=== Begin Enclosure ===
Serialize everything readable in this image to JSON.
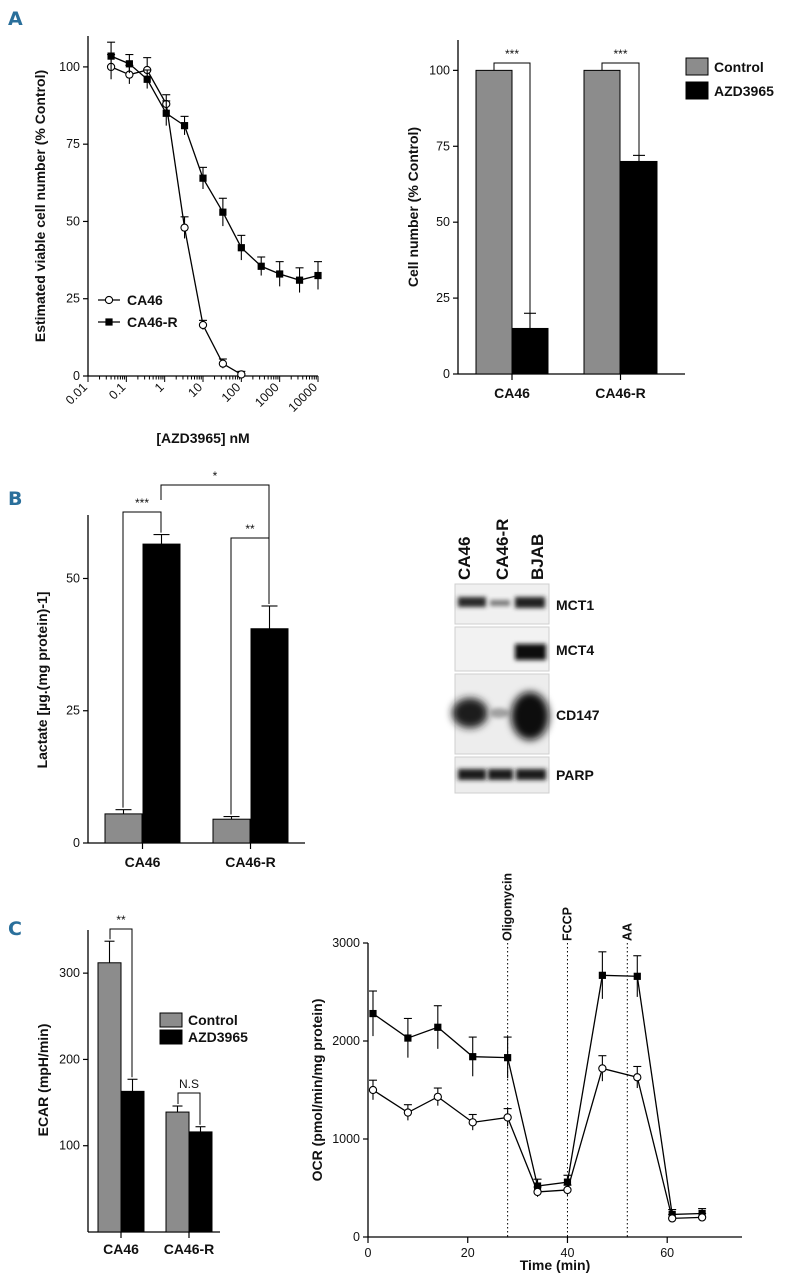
{
  "panels": {
    "a": "A",
    "b": "B",
    "c": "C"
  },
  "colors": {
    "control": "#8c8c8c",
    "azd": "#000000",
    "panel_letter": "#2a6f9b"
  },
  "chart_data": [
    {
      "id": "A1",
      "type": "line",
      "xscale": "log",
      "xlabel": "[AZD3965] nM",
      "ylabel": "Estimated viable cell number (% Control)",
      "xlim": [
        0.01,
        10000
      ],
      "ylim": [
        0,
        110
      ],
      "xticks": [
        "0.01",
        "0.1",
        "1",
        "10",
        "100",
        "1000",
        "10000"
      ],
      "yticks": [
        "0",
        "25",
        "50",
        "75",
        "100"
      ],
      "legend_position": "bottom-left",
      "series": [
        {
          "name": "CA46",
          "marker": "open-circle",
          "x": [
            0.04,
            0.12,
            0.35,
            1.1,
            3.3,
            10,
            33,
            100
          ],
          "y": [
            100,
            97.5,
            99,
            88,
            48,
            16.5,
            4,
            0.5
          ],
          "err": [
            4,
            3,
            4,
            3,
            3.5,
            1.5,
            1.5,
            1
          ]
        },
        {
          "name": "CA46-R",
          "marker": "filled-square",
          "x": [
            0.04,
            0.12,
            0.35,
            1.1,
            3.3,
            10,
            33,
            100,
            330,
            1000,
            3300,
            10000
          ],
          "y": [
            103.5,
            101,
            96,
            85,
            81,
            64,
            53,
            41.5,
            35.5,
            33,
            31,
            32.5
          ],
          "err": [
            4.5,
            3,
            3,
            4,
            3,
            3.5,
            4.5,
            4,
            3,
            4,
            4,
            4.5
          ]
        }
      ]
    },
    {
      "id": "A2",
      "type": "bar",
      "ylabel": "Cell number (% Control)",
      "ylim": [
        0,
        110
      ],
      "yticks": [
        "0",
        "25",
        "50",
        "75",
        "100"
      ],
      "categories": [
        "CA46",
        "CA46-R"
      ],
      "legend_position": "top-right",
      "series": [
        {
          "name": "Control",
          "values": [
            100,
            100
          ],
          "err": [
            0,
            0
          ]
        },
        {
          "name": "AZD3965",
          "values": [
            15,
            70
          ],
          "err": [
            5,
            2
          ]
        }
      ],
      "annotations": [
        "***",
        "***"
      ]
    },
    {
      "id": "B1",
      "type": "bar",
      "ylabel": "Lactate [µg.(mg protein)-1]",
      "ylim": [
        0,
        62
      ],
      "yticks": [
        "0",
        "25",
        "50"
      ],
      "categories": [
        "CA46",
        "CA46-R"
      ],
      "series": [
        {
          "name": "Control",
          "values": [
            5.5,
            4.5
          ],
          "err": [
            0.8,
            0.5
          ]
        },
        {
          "name": "AZD3965",
          "values": [
            56.5,
            40.5
          ],
          "err": [
            1.8,
            4.3
          ]
        }
      ],
      "annotations": [
        "***",
        "*",
        "**"
      ]
    },
    {
      "id": "C1",
      "type": "bar",
      "ylabel": "ECAR (mpH/min)",
      "ylim": [
        0,
        350
      ],
      "yticks": [
        "100",
        "200",
        "300"
      ],
      "categories": [
        "CA46",
        "CA46-R"
      ],
      "legend_position": "right",
      "series": [
        {
          "name": "Control",
          "values": [
            312,
            139
          ],
          "err": [
            25,
            7
          ]
        },
        {
          "name": "AZD3965",
          "values": [
            163,
            116
          ],
          "err": [
            14,
            6
          ]
        }
      ],
      "annotations": [
        "**",
        "N.S"
      ]
    },
    {
      "id": "C2",
      "type": "line",
      "xlabel": "Time (min)",
      "ylabel": "OCR (pmol/min/mg protein)",
      "xlim": [
        0,
        75
      ],
      "ylim": [
        0,
        3000
      ],
      "xticks": [
        "0",
        "20",
        "40",
        "60"
      ],
      "yticks": [
        "0",
        "1000",
        "2000",
        "3000"
      ],
      "events": [
        {
          "label": "Oligomycin",
          "x": 28
        },
        {
          "label": "FCCP",
          "x": 40
        },
        {
          "label": "AA",
          "x": 52
        }
      ],
      "series": [
        {
          "marker": "filled-square",
          "x": [
            1,
            8,
            14,
            21,
            28,
            34,
            40,
            47,
            54,
            61,
            67
          ],
          "y": [
            2280,
            2030,
            2140,
            1840,
            1830,
            520,
            560,
            2670,
            2660,
            230,
            240
          ],
          "err": [
            230,
            200,
            220,
            200,
            210,
            70,
            70,
            240,
            210,
            50,
            50
          ]
        },
        {
          "marker": "open-circle",
          "x": [
            1,
            8,
            14,
            21,
            28,
            34,
            40,
            47,
            54,
            61,
            67
          ],
          "y": [
            1500,
            1270,
            1430,
            1170,
            1220,
            460,
            480,
            1720,
            1630,
            190,
            200
          ],
          "err": [
            100,
            80,
            90,
            80,
            90,
            50,
            50,
            130,
            110,
            40,
            40
          ]
        }
      ]
    }
  ],
  "blot": {
    "columns": [
      "CA46",
      "CA46-R",
      "BJAB"
    ],
    "rows": [
      "MCT1",
      "MCT4",
      "CD147",
      "PARP"
    ]
  }
}
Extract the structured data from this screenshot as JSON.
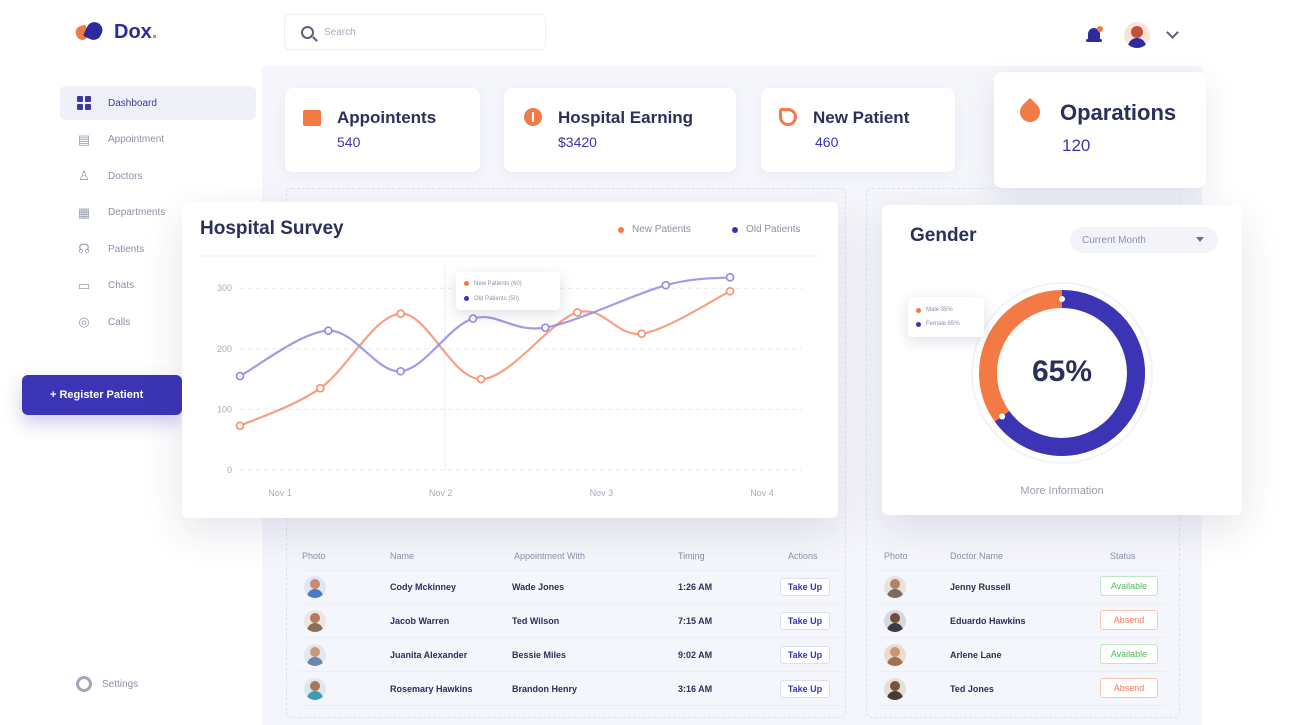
{
  "app": {
    "logo_text": "Dox",
    "logo_dot": "."
  },
  "sidebar": {
    "items": [
      {
        "label": "Dashboard",
        "icon": "dashboard-grid-icon"
      },
      {
        "label": "Appointment",
        "icon": "calendar-icon"
      },
      {
        "label": "Doctors",
        "icon": "doctor-icon"
      },
      {
        "label": "Departments",
        "icon": "building-icon"
      },
      {
        "label": "Patients",
        "icon": "patient-icon"
      },
      {
        "label": "Chats",
        "icon": "chat-icon"
      },
      {
        "label": "Calls",
        "icon": "phone-icon"
      }
    ],
    "register_label": "+ Register Patient",
    "settings_label": "Settings"
  },
  "header": {
    "search_placeholder": "Search"
  },
  "stats": [
    {
      "title": "Appointents",
      "value": "540",
      "icon": "calendar-icon"
    },
    {
      "title": "Hospital Earning",
      "value": "$3420",
      "icon": "coin-icon"
    },
    {
      "title": "New Patient",
      "value": "460",
      "icon": "hand-icon"
    },
    {
      "title": "Oparations",
      "value": "120",
      "icon": "drop-icon"
    }
  ],
  "survey": {
    "title": "Hospital Survey",
    "legend_new": "New Patients",
    "legend_old": "Old Patients",
    "tooltip_new": "New Patients (60)",
    "tooltip_old": "Old Patients (50)"
  },
  "chart_data": {
    "type": "line",
    "x": [
      "Nov 1",
      "Nov 2",
      "Nov 3",
      "Nov 4"
    ],
    "yticks": [
      0,
      100,
      200,
      300
    ],
    "ylim": [
      0,
      340
    ],
    "series": [
      {
        "name": "New Patients",
        "color": "#f4906a",
        "points": [
          [
            0,
            73
          ],
          [
            0.5,
            135
          ],
          [
            1,
            258
          ],
          [
            1.5,
            150
          ],
          [
            2.1,
            260
          ],
          [
            2.5,
            225
          ],
          [
            3.05,
            295
          ]
        ]
      },
      {
        "name": "Old Patients",
        "color": "#8f8ae6",
        "points": [
          [
            0,
            155
          ],
          [
            0.55,
            230
          ],
          [
            1,
            163
          ],
          [
            1.45,
            250
          ],
          [
            1.9,
            235
          ],
          [
            2.65,
            305
          ],
          [
            3.05,
            318
          ]
        ]
      }
    ],
    "grid": true,
    "legend": "top-right"
  },
  "gender": {
    "title": "Gender",
    "period": "Current Month",
    "percent_label": "65%",
    "female_percent": 65,
    "tooltip_male": "Male 35%",
    "tooltip_female": "Female 65%",
    "more_info": "More Information",
    "colors": {
      "female": "#3b35b5",
      "male": "#f47a45"
    }
  },
  "appointments": {
    "headers": [
      "Photo",
      "Name",
      "Appointment With",
      "Timing",
      "Actions"
    ],
    "action_label": "Take Up",
    "rows": [
      {
        "name": "Cody Mckinney",
        "with": "Wade Jones",
        "timing": "1:26 AM"
      },
      {
        "name": "Jacob Warren",
        "with": "Ted Wilson",
        "timing": "7:15 AM"
      },
      {
        "name": "Juanita Alexander",
        "with": "Bessie Miles",
        "timing": "9:02 AM"
      },
      {
        "name": "Rosemary Hawkins",
        "with": "Brandon Henry",
        "timing": "3:16 AM"
      }
    ]
  },
  "doctors": {
    "headers": [
      "Photo",
      "Doctor Name",
      "Status"
    ],
    "rows": [
      {
        "name": "Jenny Russell",
        "status": "Available"
      },
      {
        "name": "Eduardo Hawkins",
        "status": "Absend"
      },
      {
        "name": "Arlene Lane",
        "status": "Available"
      },
      {
        "name": "Ted Jones",
        "status": "Absend"
      }
    ]
  }
}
=== End Enclosure ===
WORK INSTRUCTION: Wherever the string "calendar" appears in a line above, copy that line.

EXPECTED ANSWER:
        "icon": "calendar-icon"
      "icon": "calendar-icon"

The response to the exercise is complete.